╭─ Material provided
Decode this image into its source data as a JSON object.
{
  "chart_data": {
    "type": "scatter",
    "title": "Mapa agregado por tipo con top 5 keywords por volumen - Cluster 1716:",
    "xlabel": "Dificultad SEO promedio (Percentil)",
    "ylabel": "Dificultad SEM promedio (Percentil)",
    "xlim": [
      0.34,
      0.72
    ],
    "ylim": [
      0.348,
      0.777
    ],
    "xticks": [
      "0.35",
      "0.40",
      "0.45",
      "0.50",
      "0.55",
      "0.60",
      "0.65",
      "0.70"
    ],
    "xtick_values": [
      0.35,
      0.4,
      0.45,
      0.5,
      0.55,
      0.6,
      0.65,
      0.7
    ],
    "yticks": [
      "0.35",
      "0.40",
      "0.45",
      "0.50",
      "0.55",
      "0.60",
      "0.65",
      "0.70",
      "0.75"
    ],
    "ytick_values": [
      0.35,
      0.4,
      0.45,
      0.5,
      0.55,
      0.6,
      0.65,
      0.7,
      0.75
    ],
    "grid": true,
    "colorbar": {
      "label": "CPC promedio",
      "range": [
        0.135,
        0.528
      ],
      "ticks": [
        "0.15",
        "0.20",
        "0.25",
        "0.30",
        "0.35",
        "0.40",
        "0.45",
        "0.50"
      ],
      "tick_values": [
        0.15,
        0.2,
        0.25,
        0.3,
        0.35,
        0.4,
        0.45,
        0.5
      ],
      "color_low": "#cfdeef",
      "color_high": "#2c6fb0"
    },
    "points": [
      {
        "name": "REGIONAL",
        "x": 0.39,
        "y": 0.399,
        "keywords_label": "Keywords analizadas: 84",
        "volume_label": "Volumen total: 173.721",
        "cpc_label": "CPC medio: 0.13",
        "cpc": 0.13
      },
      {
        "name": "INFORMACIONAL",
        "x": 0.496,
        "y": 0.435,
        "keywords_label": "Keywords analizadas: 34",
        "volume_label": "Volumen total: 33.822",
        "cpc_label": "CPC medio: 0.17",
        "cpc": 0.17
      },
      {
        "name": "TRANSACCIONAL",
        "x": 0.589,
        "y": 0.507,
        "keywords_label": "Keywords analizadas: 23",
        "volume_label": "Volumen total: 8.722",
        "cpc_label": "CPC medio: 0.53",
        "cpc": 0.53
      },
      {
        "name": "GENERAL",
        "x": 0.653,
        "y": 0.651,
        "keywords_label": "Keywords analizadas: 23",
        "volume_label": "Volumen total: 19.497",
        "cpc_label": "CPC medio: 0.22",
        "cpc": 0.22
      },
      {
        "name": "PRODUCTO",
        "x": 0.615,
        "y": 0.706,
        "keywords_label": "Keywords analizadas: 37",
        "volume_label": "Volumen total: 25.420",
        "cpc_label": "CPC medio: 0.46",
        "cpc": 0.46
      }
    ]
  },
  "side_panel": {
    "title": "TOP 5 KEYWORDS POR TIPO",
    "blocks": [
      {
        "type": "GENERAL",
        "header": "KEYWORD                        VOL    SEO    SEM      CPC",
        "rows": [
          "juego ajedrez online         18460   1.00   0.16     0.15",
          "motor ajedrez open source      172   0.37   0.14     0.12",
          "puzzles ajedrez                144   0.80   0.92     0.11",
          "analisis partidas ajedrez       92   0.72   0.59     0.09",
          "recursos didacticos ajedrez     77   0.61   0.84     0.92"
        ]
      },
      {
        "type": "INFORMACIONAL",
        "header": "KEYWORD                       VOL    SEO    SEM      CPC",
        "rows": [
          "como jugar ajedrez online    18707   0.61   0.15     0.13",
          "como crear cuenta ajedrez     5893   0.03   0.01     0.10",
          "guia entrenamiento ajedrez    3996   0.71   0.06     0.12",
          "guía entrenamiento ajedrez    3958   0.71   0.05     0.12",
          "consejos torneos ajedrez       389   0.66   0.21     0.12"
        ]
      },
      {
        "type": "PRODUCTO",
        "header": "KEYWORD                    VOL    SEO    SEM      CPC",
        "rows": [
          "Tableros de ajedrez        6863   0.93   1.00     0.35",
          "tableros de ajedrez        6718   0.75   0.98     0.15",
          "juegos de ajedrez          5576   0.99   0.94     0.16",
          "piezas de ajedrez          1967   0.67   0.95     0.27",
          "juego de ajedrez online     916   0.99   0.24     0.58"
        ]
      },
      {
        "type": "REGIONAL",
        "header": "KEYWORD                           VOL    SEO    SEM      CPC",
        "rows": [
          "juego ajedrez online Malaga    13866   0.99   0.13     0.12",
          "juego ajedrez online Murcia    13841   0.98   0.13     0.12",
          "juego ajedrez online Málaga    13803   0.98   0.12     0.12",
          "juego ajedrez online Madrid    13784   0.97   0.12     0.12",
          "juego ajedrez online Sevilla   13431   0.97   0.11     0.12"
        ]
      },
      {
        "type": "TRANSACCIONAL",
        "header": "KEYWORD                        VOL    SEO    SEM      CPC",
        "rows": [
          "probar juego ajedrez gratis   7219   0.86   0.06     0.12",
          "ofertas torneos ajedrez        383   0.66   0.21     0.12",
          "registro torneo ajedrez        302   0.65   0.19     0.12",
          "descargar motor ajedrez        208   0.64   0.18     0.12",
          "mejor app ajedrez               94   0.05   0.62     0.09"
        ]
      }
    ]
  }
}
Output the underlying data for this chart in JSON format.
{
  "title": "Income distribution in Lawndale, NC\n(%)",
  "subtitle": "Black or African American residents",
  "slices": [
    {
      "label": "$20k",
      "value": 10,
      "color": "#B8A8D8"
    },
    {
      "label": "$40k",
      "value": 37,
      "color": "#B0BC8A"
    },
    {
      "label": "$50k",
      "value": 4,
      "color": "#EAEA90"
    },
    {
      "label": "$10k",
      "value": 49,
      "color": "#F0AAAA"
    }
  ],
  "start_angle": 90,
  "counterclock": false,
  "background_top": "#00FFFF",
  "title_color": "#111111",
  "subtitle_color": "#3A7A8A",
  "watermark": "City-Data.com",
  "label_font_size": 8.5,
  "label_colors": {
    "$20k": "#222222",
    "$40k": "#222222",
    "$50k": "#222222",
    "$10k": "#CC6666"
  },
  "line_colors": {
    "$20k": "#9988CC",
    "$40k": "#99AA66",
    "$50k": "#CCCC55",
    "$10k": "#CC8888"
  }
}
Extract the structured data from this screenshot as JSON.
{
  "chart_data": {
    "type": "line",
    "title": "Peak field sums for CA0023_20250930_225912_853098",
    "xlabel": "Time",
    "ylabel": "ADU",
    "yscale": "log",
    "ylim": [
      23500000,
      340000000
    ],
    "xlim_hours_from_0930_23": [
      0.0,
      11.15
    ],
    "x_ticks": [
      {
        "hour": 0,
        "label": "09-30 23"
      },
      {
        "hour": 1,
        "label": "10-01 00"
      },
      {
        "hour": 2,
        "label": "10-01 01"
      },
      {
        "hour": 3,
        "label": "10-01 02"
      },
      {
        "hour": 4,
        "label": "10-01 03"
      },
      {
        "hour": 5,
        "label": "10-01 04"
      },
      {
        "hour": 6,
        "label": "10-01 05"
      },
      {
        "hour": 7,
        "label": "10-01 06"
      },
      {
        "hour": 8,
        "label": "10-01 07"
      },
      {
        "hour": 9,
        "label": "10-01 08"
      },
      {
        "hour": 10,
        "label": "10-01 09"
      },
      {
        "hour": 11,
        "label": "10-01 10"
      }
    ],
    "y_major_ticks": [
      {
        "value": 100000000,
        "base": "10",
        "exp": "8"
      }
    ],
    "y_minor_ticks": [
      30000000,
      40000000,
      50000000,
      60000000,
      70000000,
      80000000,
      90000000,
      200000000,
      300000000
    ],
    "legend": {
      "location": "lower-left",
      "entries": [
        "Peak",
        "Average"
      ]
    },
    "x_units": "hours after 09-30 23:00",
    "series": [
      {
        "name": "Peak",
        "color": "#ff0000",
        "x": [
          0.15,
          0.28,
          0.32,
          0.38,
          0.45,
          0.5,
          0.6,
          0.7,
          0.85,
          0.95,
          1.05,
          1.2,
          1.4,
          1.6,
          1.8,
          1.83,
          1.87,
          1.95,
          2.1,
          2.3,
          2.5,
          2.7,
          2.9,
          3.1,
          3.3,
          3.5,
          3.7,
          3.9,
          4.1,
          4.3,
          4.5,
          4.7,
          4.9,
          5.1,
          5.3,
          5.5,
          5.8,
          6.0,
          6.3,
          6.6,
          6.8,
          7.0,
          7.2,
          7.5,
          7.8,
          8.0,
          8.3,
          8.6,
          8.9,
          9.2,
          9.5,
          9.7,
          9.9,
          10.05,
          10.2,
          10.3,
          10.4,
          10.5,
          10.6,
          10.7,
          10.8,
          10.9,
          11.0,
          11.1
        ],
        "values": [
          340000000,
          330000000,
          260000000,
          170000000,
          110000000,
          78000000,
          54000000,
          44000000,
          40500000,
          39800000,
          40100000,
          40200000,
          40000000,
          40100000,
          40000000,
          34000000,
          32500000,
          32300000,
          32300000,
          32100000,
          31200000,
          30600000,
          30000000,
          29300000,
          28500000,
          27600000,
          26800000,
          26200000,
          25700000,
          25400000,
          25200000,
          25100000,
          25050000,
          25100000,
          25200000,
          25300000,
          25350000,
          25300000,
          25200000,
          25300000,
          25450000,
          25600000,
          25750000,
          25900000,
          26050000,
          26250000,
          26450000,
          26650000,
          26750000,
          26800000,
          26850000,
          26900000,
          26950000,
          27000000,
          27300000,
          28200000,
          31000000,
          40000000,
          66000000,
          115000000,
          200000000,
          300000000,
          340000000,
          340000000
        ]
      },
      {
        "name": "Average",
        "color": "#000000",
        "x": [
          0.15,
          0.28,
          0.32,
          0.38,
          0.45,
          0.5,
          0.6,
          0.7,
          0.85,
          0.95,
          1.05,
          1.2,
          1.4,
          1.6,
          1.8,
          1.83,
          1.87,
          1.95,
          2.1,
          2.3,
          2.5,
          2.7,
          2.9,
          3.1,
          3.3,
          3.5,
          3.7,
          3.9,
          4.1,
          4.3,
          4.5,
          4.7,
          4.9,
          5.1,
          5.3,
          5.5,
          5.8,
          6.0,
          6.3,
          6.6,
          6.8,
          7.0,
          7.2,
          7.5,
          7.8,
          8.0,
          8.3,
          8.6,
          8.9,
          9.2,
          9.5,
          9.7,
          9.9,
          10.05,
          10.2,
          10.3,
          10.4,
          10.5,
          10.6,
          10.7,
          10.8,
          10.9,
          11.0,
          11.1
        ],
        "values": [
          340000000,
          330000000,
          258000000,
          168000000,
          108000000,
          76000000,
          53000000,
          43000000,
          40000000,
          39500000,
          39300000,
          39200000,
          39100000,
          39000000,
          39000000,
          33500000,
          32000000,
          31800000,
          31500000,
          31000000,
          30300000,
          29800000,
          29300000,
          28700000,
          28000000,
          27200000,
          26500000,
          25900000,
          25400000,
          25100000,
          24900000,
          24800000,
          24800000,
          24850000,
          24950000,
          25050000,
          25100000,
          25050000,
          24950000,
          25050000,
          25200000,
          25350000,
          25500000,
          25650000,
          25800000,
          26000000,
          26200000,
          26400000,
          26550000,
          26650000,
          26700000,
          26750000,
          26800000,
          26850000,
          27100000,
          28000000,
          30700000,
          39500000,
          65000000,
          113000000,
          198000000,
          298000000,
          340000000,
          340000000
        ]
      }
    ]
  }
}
╰─
Search the listing for the word "this". Copy every line in which it occurs.

● **Expected answer**:
Decode this image into its source data as a JSON object.
Output the underlying data for this chart in JSON format.
Extract the structured data from this screenshot as JSON.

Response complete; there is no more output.